Set task:
Transcribe each entry below exactly. Pictures do not go in the copy.

Material to process:

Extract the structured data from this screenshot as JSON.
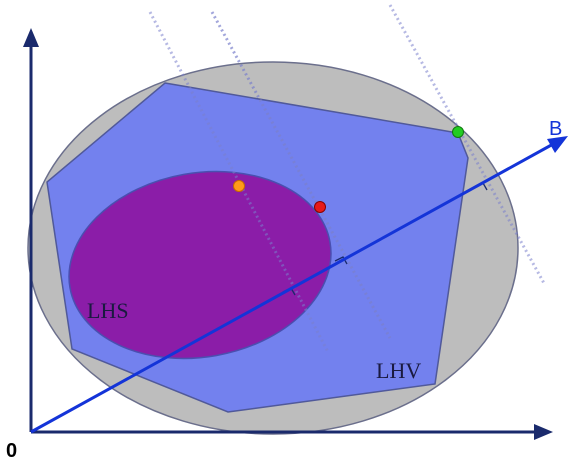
{
  "labels": {
    "origin": "0",
    "direction": "B",
    "inner_set": "LHS",
    "outer_set": "LHV"
  },
  "colors": {
    "axes": "#1a2a6c",
    "ellipse_fill": "#bdbdbd",
    "ellipse_stroke": "#6b6f8c",
    "polygon_fill": "#6f7df0",
    "polygon_stroke": "#50599a",
    "inner_fill": "#8b1da8",
    "inner_stroke": "#4a4fb0",
    "vector": "#1434d8",
    "dotted_line": "#7a80cc",
    "point_orange": "#ff9a1a",
    "point_red": "#e81a1a",
    "point_green": "#22cc22"
  },
  "points": [
    {
      "name": "orange-point",
      "color": "#ff9a1a"
    },
    {
      "name": "red-point",
      "color": "#e81a1a"
    },
    {
      "name": "green-point",
      "color": "#22cc22"
    }
  ]
}
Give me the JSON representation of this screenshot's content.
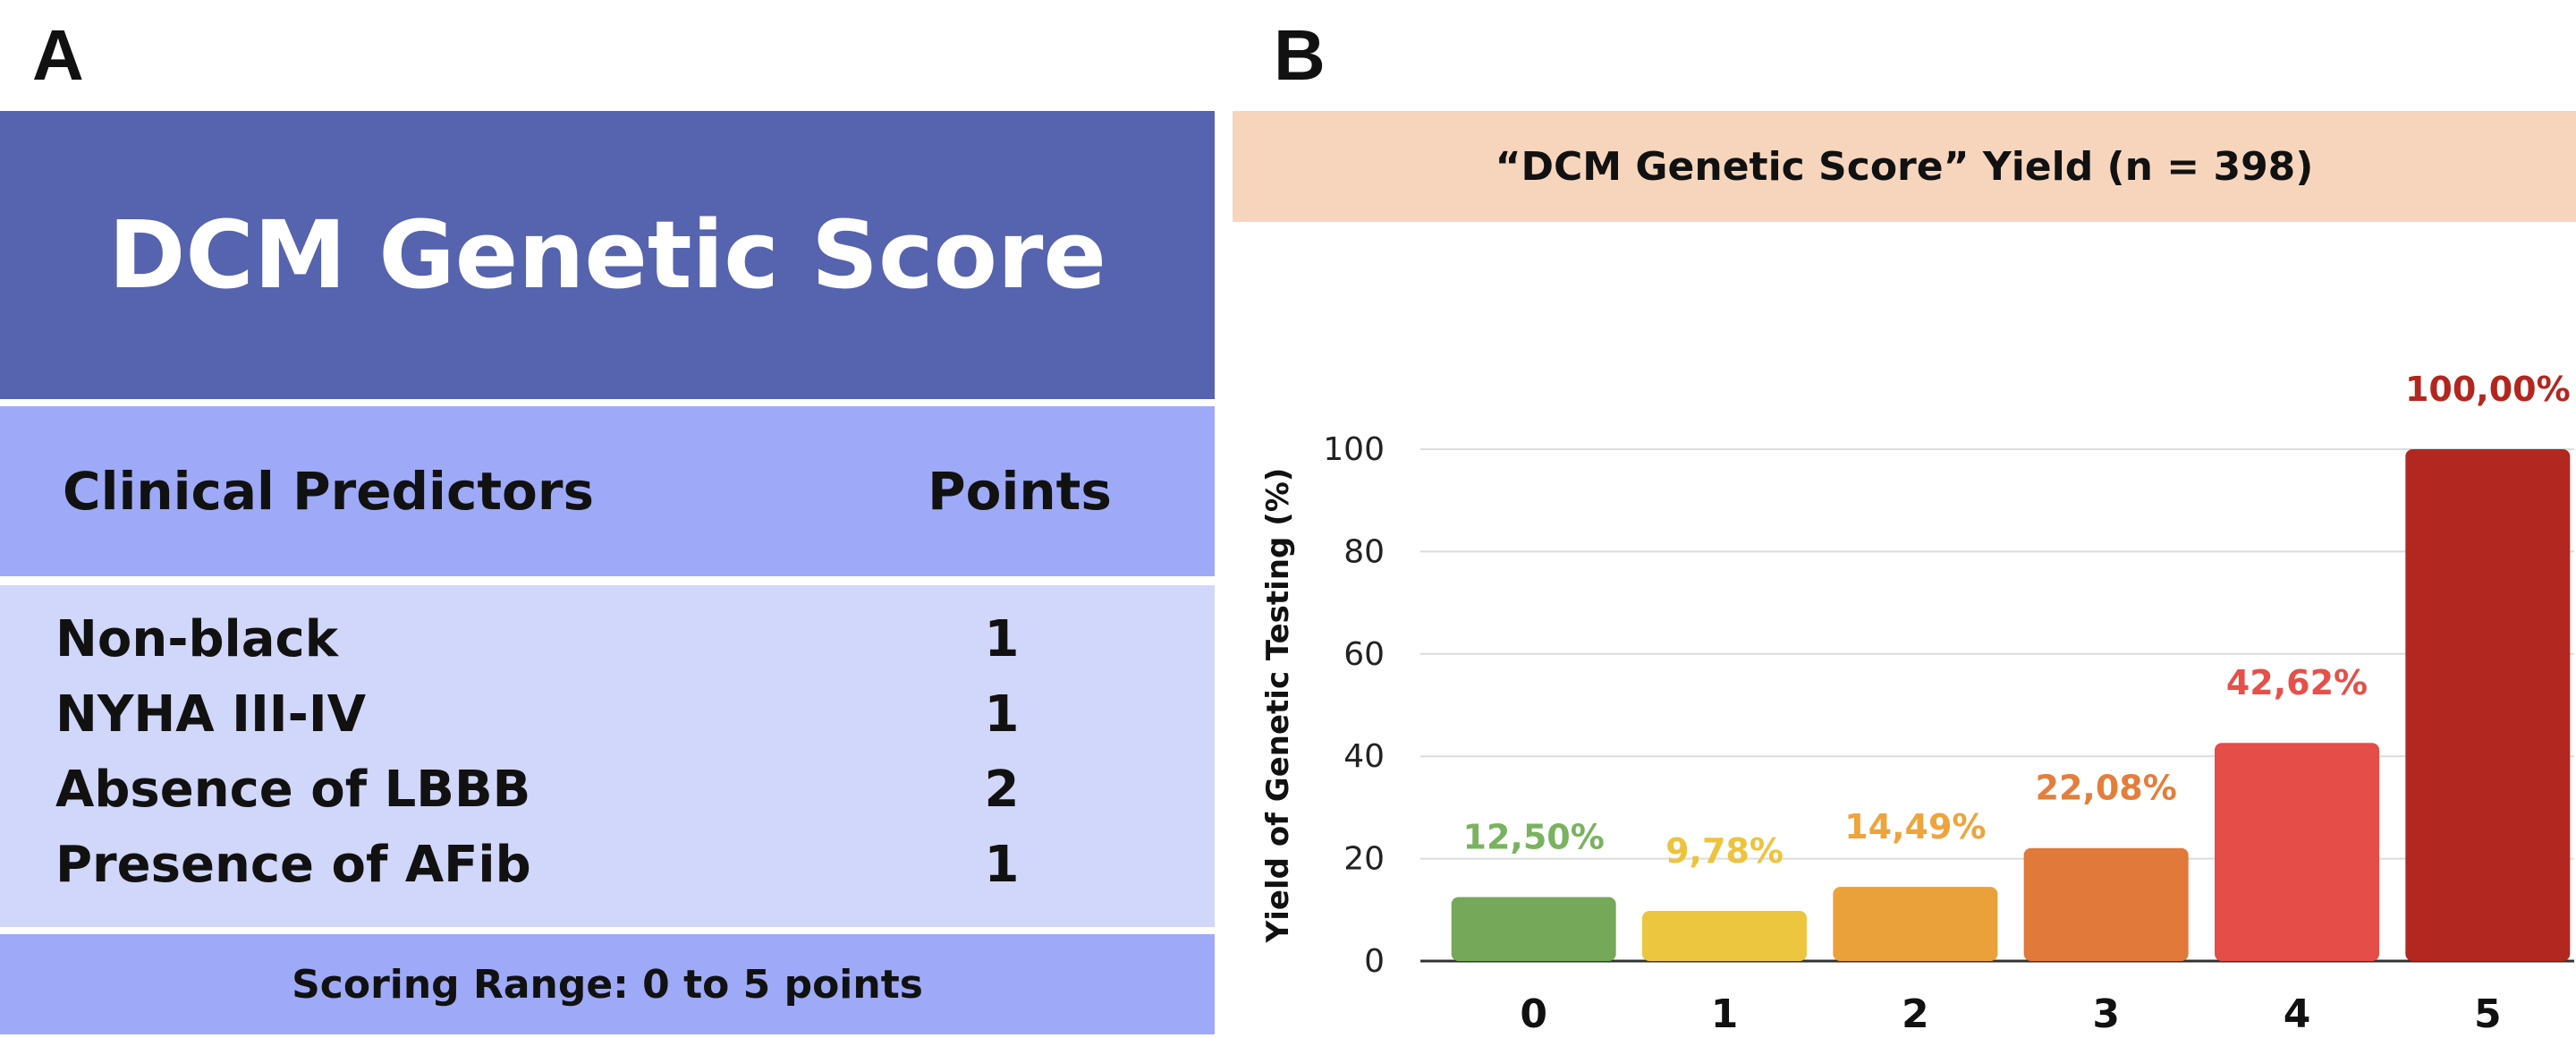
{
  "panel_a": {
    "letter": "A",
    "title": "DCM Genetic Score",
    "header": {
      "predictors": "Clinical Predictors",
      "points": "Points"
    },
    "rows": [
      {
        "predictor": "Non-black",
        "points": "1"
      },
      {
        "predictor": "NYHA III-IV",
        "points": "1"
      },
      {
        "predictor": "Absence of LBBB",
        "points": "2"
      },
      {
        "predictor": "Presence of AFib",
        "points": "1"
      }
    ],
    "footer": "Scoring Range: 0 to 5 points",
    "colors": {
      "title_bg": "#5663ae",
      "header_bg": "#9ea9f7",
      "body_bg": "#d1d6fb"
    }
  },
  "panel_b": {
    "letter": "B",
    "title_bg": "#f7d5bc"
  },
  "chart_data": {
    "type": "bar",
    "title": "“DCM Genetic Score” Yield (n = 398)",
    "xlabel": "",
    "ylabel": "Yield of Genetic Testing (%)",
    "categories": [
      "0",
      "1",
      "2",
      "3",
      "4",
      "5"
    ],
    "values": [
      12.5,
      9.78,
      14.49,
      22.08,
      42.62,
      100.0
    ],
    "data_labels": [
      "12,50%",
      "9,78%",
      "14,49%",
      "22,08%",
      "42,62%",
      "100,00%"
    ],
    "bar_colors": [
      "#76a85a",
      "#ecc63f",
      "#eba13a",
      "#e0793a",
      "#e44d48",
      "#b2271f"
    ],
    "label_colors": [
      "#7ab35f",
      "#edc33d",
      "#eea43c",
      "#e47e3c",
      "#e5504a",
      "#b3261e"
    ],
    "ylim": [
      0,
      100
    ],
    "yticks": [
      0,
      20,
      40,
      60,
      80,
      100
    ],
    "grid": true,
    "legend": "none"
  }
}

Expected output:
Extract the structured data from this screenshot as JSON.
{
  "labels": {
    "origin": "0",
    "direction": "B",
    "inner_set": "LHS",
    "outer_set": "LHV"
  },
  "colors": {
    "axes": "#1a2a6c",
    "ellipse_fill": "#bdbdbd",
    "ellipse_stroke": "#6b6f8c",
    "polygon_fill": "#6f7df0",
    "polygon_stroke": "#50599a",
    "inner_fill": "#8b1da8",
    "inner_stroke": "#4a4fb0",
    "vector": "#1434d8",
    "dotted_line": "#7a80cc",
    "point_orange": "#ff9a1a",
    "point_red": "#e81a1a",
    "point_green": "#22cc22"
  },
  "points": [
    {
      "name": "orange-point",
      "color": "#ff9a1a"
    },
    {
      "name": "red-point",
      "color": "#e81a1a"
    },
    {
      "name": "green-point",
      "color": "#22cc22"
    }
  ]
}
Give me the JSON representation of this screenshot's content.
{
  "panel_a": {
    "letter": "A",
    "title": "DCM Genetic Score",
    "header": {
      "predictors": "Clinical Predictors",
      "points": "Points"
    },
    "rows": [
      {
        "predictor": "Non-black",
        "points": "1"
      },
      {
        "predictor": "NYHA III-IV",
        "points": "1"
      },
      {
        "predictor": "Absence of LBBB",
        "points": "2"
      },
      {
        "predictor": "Presence of AFib",
        "points": "1"
      }
    ],
    "footer": "Scoring Range: 0 to 5 points",
    "colors": {
      "title_bg": "#5663ae",
      "header_bg": "#9ea9f7",
      "body_bg": "#d1d6fb"
    }
  },
  "panel_b": {
    "letter": "B",
    "title_bg": "#f7d5bc"
  },
  "chart_data": {
    "type": "bar",
    "title": "“DCM Genetic Score” Yield (n = 398)",
    "xlabel": "",
    "ylabel": "Yield of Genetic Testing (%)",
    "categories": [
      "0",
      "1",
      "2",
      "3",
      "4",
      "5"
    ],
    "values": [
      12.5,
      9.78,
      14.49,
      22.08,
      42.62,
      100.0
    ],
    "data_labels": [
      "12,50%",
      "9,78%",
      "14,49%",
      "22,08%",
      "42,62%",
      "100,00%"
    ],
    "bar_colors": [
      "#76a85a",
      "#ecc63f",
      "#eba13a",
      "#e0793a",
      "#e44d48",
      "#b2271f"
    ],
    "label_colors": [
      "#7ab35f",
      "#edc33d",
      "#eea43c",
      "#e47e3c",
      "#e5504a",
      "#b3261e"
    ],
    "ylim": [
      0,
      100
    ],
    "yticks": [
      0,
      20,
      40,
      60,
      80,
      100
    ],
    "grid": true,
    "legend": "none"
  }
}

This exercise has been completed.